Data listing:
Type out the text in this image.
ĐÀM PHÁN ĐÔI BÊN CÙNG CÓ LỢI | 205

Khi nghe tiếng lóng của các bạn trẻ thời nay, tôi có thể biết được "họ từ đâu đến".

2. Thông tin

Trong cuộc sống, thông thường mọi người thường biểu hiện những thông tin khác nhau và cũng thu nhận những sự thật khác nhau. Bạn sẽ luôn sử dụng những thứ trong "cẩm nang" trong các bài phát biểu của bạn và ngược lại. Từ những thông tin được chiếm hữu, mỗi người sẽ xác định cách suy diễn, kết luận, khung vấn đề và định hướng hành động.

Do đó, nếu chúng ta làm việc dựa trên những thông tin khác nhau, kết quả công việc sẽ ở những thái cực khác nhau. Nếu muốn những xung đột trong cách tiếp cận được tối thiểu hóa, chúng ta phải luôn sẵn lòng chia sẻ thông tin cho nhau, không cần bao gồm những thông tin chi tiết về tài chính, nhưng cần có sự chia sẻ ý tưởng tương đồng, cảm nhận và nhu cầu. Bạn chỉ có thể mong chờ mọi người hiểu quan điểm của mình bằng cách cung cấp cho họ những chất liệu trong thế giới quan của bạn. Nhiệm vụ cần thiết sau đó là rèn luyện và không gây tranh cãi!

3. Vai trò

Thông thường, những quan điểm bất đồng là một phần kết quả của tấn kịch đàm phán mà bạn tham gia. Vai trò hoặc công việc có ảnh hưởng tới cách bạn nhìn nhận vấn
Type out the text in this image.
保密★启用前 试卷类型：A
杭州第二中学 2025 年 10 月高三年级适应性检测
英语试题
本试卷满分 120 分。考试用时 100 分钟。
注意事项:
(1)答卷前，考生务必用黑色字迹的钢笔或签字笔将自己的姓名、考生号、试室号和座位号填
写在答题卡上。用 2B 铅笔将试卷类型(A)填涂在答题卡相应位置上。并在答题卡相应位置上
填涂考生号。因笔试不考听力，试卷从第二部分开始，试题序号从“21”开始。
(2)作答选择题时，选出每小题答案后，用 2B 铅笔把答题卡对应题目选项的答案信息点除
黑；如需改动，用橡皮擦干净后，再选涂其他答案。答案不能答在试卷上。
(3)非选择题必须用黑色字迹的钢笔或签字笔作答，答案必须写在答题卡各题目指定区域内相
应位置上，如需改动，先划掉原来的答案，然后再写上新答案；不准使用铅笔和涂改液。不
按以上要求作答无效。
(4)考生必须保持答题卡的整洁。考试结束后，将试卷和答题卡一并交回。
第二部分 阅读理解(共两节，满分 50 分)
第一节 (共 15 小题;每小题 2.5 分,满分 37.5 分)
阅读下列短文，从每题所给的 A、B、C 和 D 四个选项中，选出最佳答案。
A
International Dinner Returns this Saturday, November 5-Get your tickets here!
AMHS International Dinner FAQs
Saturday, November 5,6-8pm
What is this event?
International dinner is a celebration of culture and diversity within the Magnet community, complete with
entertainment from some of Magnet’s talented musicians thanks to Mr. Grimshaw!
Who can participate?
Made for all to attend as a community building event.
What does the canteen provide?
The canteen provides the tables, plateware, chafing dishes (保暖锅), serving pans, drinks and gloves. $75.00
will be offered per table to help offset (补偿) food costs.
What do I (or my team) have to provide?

Task prompt: Retype every record above exactly as written.

In response:
Type out the text in this image.
ĐÀM PHÁN ĐÔI BÊN CÙNG CÓ LỢI | 205

Khi nghe tiếng lóng của các bạn trẻ thời nay, tôi có thể biết được "họ từ đâu đến".

2. Thông tin

Trong cuộc sống, thông thường mọi người thường biểu hiện những thông tin khác nhau và cũng thu nhận những sự thật khác nhau. Bạn sẽ luôn sử dụng những thứ trong "cẩm nang" trong các bài phát biểu của bạn và ngược lại. Từ những thông tin được chiếm hữu, mỗi người sẽ xác định cách suy diễn, kết luận, khung vấn đề và định hướng hành động.

Do đó, nếu chúng ta làm việc dựa trên những thông tin khác nhau, kết quả công việc sẽ ở những thái cực khác nhau. Nếu muốn những xung đột trong cách tiếp cận được tối thiểu hóa, chúng ta phải luôn sẵn lòng chia sẻ thông tin cho nhau, không cần bao gồm những thông tin chi tiết về tài chính, nhưng cần có sự chia sẻ ý tưởng tương đồng, cảm nhận và nhu cầu. Bạn chỉ có thể mong chờ mọi người hiểu quan điểm của mình bằng cách cung cấp cho họ những chất liệu trong thế giới quan của bạn. Nhiệm vụ cần thiết sau đó là rèn luyện và không gây tranh cãi!

3. Vai trò

Thông thường, những quan điểm bất đồng là một phần kết quả của tấn kịch đàm phán mà bạn tham gia. Vai trò hoặc công việc có ảnh hưởng tới cách bạn nhìn nhận vấn
Type out the text in this image.
保密★启用前 试卷类型：A
杭州第二中学 2025 年 10 月高三年级适应性检测
英语试题
本试卷满分 120 分。考试用时 100 分钟。
注意事项:
(1)答卷前，考生务必用黑色字迹的钢笔或签字笔将自己的姓名、考生号、试室号和座位号填
写在答题卡上。用 2B 铅笔将试卷类型(A)填涂在答题卡相应位置上。并在答题卡相应位置上
填涂考生号。因笔试不考听力，试卷从第二部分开始，试题序号从“21”开始。
(2)作答选择题时，选出每小题答案后，用 2B 铅笔把答题卡对应题目选项的答案信息点除
黑；如需改动，用橡皮擦干净后，再选涂其他答案。答案不能答在试卷上。
(3)非选择题必须用黑色字迹的钢笔或签字笔作答，答案必须写在答题卡各题目指定区域内相
应位置上，如需改动，先划掉原来的答案，然后再写上新答案；不准使用铅笔和涂改液。不
按以上要求作答无效。
(4)考生必须保持答题卡的整洁。考试结束后，将试卷和答题卡一并交回。
第二部分 阅读理解(共两节，满分 50 分)
第一节 (共 15 小题;每小题 2.5 分,满分 37.5 分)
阅读下列短文，从每题所给的 A、B、C 和 D 四个选项中，选出最佳答案。
A
International Dinner Returns this Saturday, November 5-Get your tickets here!
AMHS International Dinner FAQs
Saturday, November 5,6-8pm
What is this event?
International dinner is a celebration of culture and diversity within the Magnet community, complete with
entertainment from some of Magnet’s talented musicians thanks to Mr. Grimshaw!
Who can participate?
Made for all to attend as a community building event.
What does the canteen provide?
The canteen provides the tables, plateware, chafing dishes (保暖锅), serving pans, drinks and gloves. $75.00
will be offered per table to help offset (补偿) food costs.
What do I (or my team) have to provide?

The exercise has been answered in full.